- Things to do -
A: Rewrite the rows as a numbered list, starting at the first row and ending at the line containing "arrow into 2I <box>546 185 576 215</box>", with blank lines left out.
B: Extend the passage on the Seventh Circuit's stream-of-commerce view of minimum contacts past its last sentence.

- Passage to read -
■ ■ ■ ■ ■
Prior to the decision in Asahi, the Seventh Circuit consistently embraced the broader version of minimum contacts in the stream of commerce, as espoused by Justice Brennan. See Mason v. F. LLI Luigi & Franco Dal Maschio Fu G.B., 832 F.2d 383, 386 (7th Cir. 1987); Nelson by Carson v. Park Industries, Inc., 717 F.2d 1120 (7th Cir. 1983), cert. denied, 465 U.S. 1024, 104 S.Ct. 1277-78 (1984). The Seventh Circuit continues to find this approach "determinative" since it has not been rejected by a majority of the Supreme Court, refusing to "depart from Court precedent on a belief that present Supreme Court Justices would not readily agree with past Court decisions." Dehmlow, 963 F.2d at 947. Even under this more permissive interpretation of minimum contacts, it is clear that this Court cannot properly exercise personal jurisdiction over Ocwen Financial.
■ ■ ■ ■ ■
- Material for this exercise -
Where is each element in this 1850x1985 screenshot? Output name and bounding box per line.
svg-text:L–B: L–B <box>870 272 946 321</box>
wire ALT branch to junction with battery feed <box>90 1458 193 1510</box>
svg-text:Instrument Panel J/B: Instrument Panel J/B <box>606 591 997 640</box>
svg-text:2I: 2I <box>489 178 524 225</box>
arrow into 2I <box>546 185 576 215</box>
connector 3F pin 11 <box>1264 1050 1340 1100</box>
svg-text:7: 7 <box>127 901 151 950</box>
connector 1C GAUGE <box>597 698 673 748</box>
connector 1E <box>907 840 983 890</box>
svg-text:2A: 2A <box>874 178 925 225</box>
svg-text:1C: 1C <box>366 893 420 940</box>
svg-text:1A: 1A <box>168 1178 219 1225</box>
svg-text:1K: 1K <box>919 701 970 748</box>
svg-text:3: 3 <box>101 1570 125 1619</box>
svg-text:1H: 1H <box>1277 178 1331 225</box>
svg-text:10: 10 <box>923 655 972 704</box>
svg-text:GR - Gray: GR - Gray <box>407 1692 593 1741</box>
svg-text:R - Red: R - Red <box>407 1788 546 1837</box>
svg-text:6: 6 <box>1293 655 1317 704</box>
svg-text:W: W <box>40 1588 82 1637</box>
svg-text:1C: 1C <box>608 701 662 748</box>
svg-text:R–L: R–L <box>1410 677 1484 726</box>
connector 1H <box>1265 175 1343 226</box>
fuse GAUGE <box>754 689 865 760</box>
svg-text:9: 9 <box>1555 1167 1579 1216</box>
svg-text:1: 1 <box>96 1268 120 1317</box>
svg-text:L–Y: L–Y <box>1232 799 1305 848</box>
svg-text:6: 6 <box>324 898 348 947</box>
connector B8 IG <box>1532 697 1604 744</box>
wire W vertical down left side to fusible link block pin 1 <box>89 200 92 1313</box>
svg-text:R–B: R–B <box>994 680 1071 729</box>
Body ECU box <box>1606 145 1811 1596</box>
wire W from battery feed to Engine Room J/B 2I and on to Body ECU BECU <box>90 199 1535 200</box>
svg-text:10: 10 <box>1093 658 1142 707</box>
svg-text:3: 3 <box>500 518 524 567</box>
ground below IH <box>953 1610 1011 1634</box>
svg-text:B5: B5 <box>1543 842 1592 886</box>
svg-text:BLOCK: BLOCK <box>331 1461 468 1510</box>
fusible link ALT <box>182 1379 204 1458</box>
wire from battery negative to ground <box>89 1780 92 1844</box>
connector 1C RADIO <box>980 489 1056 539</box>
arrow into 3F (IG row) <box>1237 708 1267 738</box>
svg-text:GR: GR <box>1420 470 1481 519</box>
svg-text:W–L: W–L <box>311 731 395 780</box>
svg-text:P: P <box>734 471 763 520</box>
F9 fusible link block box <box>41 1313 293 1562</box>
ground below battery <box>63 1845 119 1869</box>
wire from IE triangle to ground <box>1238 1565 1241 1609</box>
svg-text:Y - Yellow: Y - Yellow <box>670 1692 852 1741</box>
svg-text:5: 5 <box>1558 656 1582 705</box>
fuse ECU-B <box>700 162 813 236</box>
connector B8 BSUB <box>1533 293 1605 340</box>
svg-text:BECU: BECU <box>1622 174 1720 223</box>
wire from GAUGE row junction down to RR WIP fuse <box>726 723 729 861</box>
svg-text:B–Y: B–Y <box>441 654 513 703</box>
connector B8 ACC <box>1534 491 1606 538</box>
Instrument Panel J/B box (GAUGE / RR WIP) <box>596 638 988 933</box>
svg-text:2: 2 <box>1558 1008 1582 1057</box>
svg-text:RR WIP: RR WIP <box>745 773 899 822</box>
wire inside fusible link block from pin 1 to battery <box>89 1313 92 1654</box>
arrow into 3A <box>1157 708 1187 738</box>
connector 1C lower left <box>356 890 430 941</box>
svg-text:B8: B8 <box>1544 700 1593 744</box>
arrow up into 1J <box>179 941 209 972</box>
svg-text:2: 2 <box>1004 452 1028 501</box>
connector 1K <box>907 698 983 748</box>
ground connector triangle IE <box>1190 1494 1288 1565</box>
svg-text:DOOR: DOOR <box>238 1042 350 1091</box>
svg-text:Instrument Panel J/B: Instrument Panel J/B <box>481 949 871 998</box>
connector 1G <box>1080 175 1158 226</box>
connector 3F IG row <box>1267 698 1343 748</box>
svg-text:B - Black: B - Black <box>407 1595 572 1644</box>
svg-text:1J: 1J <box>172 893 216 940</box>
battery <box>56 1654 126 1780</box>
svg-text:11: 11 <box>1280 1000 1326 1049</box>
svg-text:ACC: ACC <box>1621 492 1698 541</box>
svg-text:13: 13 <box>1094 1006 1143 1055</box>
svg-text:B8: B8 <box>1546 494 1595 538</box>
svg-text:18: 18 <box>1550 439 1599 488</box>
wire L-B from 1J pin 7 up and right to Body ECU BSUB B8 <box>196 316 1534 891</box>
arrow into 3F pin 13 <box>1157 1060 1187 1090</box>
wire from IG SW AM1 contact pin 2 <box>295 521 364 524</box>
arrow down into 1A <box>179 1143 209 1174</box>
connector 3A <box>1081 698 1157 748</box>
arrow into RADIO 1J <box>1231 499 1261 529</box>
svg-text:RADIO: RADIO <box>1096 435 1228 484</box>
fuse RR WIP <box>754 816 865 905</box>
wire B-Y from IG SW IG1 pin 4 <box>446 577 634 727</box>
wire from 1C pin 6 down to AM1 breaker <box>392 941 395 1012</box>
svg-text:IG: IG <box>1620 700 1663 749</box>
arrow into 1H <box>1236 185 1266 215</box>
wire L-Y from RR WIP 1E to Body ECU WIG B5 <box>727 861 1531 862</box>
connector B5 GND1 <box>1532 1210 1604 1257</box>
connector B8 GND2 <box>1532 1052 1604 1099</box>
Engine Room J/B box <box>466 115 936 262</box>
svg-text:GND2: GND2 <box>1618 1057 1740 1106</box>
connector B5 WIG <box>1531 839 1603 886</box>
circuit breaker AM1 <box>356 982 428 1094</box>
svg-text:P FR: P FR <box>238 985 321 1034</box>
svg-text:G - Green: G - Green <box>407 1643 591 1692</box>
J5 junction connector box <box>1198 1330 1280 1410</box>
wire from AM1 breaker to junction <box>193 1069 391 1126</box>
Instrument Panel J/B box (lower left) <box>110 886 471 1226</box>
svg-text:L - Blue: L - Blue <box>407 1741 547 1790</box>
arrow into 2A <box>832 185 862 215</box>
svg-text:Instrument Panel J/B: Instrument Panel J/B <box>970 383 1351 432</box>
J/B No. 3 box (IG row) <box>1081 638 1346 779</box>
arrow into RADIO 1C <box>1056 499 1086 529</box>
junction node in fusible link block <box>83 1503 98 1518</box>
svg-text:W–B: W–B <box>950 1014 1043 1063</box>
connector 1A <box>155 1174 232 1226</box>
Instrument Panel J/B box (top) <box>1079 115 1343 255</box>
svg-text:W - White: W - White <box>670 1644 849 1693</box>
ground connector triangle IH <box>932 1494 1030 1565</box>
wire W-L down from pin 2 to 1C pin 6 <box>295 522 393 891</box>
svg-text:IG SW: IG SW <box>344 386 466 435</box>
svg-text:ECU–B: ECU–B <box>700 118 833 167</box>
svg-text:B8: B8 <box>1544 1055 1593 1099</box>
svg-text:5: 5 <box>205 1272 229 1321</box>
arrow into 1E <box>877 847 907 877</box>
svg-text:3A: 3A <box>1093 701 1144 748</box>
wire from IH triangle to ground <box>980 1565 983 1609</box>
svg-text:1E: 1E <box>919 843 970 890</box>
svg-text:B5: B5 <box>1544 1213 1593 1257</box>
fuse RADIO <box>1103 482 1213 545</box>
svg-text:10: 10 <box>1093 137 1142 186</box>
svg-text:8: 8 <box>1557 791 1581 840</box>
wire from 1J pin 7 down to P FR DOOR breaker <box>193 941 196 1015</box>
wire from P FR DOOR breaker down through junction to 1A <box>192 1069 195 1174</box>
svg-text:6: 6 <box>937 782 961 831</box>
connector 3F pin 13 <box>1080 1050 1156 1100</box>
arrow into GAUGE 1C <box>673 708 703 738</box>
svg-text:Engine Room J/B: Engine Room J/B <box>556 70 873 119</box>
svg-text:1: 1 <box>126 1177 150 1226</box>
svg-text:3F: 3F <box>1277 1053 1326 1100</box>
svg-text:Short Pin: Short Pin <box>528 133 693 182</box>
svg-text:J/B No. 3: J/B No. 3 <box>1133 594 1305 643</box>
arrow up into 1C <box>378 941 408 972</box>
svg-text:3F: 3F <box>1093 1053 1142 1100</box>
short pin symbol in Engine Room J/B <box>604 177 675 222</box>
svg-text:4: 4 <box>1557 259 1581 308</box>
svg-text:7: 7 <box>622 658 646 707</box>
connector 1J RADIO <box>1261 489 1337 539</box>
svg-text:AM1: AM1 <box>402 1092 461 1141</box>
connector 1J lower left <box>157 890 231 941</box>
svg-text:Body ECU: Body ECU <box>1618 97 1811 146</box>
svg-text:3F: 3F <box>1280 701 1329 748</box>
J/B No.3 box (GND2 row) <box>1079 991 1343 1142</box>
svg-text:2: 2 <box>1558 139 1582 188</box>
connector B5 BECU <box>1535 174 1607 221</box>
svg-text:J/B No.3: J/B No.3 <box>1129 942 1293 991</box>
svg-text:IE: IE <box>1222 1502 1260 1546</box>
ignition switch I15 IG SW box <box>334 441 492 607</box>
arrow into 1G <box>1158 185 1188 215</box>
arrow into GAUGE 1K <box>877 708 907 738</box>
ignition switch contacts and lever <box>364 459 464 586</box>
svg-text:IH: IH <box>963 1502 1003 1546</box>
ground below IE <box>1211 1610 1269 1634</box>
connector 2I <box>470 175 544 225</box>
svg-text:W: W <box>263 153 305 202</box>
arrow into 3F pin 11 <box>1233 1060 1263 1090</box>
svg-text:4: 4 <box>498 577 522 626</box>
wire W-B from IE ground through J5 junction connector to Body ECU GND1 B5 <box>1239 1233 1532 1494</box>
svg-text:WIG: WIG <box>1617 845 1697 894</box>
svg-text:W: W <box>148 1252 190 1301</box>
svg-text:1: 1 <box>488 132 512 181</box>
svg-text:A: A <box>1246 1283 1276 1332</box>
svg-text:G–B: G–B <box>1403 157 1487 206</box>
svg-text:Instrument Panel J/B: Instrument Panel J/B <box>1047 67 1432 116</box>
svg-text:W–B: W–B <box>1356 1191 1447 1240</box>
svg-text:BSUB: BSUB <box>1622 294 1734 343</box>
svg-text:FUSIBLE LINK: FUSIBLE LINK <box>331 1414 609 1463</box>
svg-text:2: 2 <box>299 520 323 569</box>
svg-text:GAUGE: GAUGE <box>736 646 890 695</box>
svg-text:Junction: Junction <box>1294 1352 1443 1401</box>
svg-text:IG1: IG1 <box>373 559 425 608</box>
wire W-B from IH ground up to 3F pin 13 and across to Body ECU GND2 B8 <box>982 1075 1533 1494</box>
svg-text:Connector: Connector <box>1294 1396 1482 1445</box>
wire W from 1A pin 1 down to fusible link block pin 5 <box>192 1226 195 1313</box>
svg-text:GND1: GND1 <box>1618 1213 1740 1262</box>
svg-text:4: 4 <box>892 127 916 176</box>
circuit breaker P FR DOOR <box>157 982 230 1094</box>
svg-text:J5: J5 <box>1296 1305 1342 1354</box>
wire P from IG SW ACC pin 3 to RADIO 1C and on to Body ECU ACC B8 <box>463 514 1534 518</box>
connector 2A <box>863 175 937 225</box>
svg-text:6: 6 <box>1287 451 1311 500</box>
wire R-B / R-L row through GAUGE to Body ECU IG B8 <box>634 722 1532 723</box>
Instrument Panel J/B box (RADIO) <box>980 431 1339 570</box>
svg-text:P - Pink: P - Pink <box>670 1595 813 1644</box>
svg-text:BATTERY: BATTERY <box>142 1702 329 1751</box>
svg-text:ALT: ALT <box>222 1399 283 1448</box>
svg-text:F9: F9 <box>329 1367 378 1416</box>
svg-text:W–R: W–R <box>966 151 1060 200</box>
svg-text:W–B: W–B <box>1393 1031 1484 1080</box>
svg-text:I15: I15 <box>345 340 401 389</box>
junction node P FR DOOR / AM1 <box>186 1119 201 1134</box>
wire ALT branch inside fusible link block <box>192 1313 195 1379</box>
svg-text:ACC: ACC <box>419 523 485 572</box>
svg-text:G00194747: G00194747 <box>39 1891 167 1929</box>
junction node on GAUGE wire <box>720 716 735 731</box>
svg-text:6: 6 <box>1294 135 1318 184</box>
■ ■ ■ ■ ■
- Results for each task -
A:
1. Where is each element in this 1850x1985 screenshot? Output name and bounding box per line.
2. svg-text:L–B: L–B <box>870 272 946 321</box>
3. wire ALT branch to junction with battery feed <box>90 1458 193 1510</box>
4. svg-text:Instrument Panel J/B: Instrument Panel J/B <box>606 591 997 640</box>
5. svg-text:2I: 2I <box>489 178 524 225</box>
6. arrow into 2I <box>546 185 576 215</box>

B:
Ocwen Financial maintains that it does not have purposeful or even minimal contacts with the State of Illinois. It is a Florida corporation with its headquarters in Florida. (Affidavit of Gina Johnson at ¶2) Ocwen Loan Servicing, LLC, is the successor in interest to Ocwen Federal Bank FSB and was apparently the entity that dealt with Clarenson in his attempt to procure the financing at issue in this case. Id., at ¶1. Ocwen Financial and Ocwen Loan Servicing are separate and distinct entities for all relevant corporate and regulatory purposes. Id., at ¶3.

The Defendant here, Ocwen Financial, does not conduct any business in the State of Illinois and never has conducted such business. Id., at ¶4. Ocwen Financial is not qualified as a foreign corporation in the State of Illinois and has never originated mortgage loans in this state. Id., at ¶¶4-5. Ocwen Financial does not own and has never owned any real property in Illinois and has never had any office, telephone number, or employees in the state. Id., at ¶¶6-7. Furthermore, Ocwen Financial has never done any business with either Clarenson or any other person in the State of Illinois. Id., at ¶8.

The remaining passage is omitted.